• TASK PROMPT
Every line that holds "水泥土搅拌桩" should be shown.
** Begin EXERCISE INPUTS **
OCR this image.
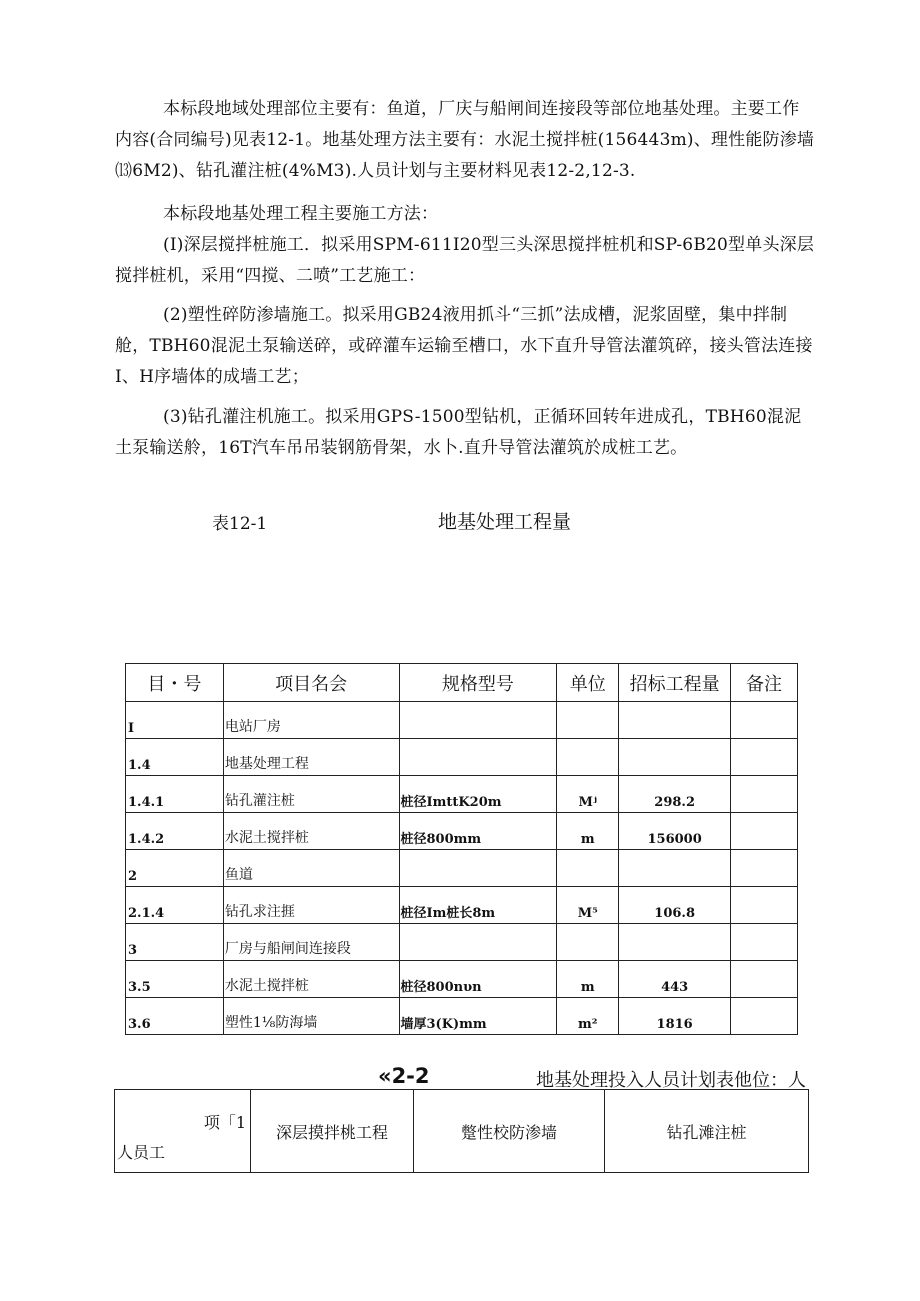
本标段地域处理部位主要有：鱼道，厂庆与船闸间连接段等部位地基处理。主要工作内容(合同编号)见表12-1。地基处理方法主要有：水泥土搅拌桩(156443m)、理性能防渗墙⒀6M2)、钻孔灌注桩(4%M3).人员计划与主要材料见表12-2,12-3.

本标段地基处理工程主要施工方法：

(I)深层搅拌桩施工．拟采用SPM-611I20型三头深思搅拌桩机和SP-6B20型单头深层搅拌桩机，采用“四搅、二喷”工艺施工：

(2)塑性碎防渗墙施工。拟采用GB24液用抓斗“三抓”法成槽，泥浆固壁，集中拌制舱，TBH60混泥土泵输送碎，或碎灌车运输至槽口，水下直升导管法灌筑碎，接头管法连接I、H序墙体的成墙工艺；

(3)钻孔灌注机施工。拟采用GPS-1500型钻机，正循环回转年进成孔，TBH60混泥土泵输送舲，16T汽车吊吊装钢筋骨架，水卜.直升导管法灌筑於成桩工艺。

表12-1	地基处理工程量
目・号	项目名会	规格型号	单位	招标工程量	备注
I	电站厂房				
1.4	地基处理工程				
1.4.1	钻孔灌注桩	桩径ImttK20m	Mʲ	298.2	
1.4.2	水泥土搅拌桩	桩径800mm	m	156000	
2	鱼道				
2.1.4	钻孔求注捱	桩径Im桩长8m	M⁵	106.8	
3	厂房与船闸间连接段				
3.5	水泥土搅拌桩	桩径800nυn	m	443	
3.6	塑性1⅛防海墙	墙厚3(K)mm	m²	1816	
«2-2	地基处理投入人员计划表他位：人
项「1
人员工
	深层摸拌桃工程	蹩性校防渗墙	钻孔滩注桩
** End EXERCISE INPUTS **
• RESULT OF THIS TASK
本标段地域处理部位主要有：鱼道，厂庆与船闸间连接段等部位地基处理。主要工作内容(合同编号)见表12-1。地基处理方法主要有：水泥土搅拌桩(156443m)、理性能防渗墙⒀6M2)、钻孔灌注桩(4%M3).人员计划与主要材料见表12-2,12-3.
1.4.2	水泥土搅拌桩	桩径800mm	m	156000	
3.5	水泥土搅拌桩	桩径800nυn	m	443	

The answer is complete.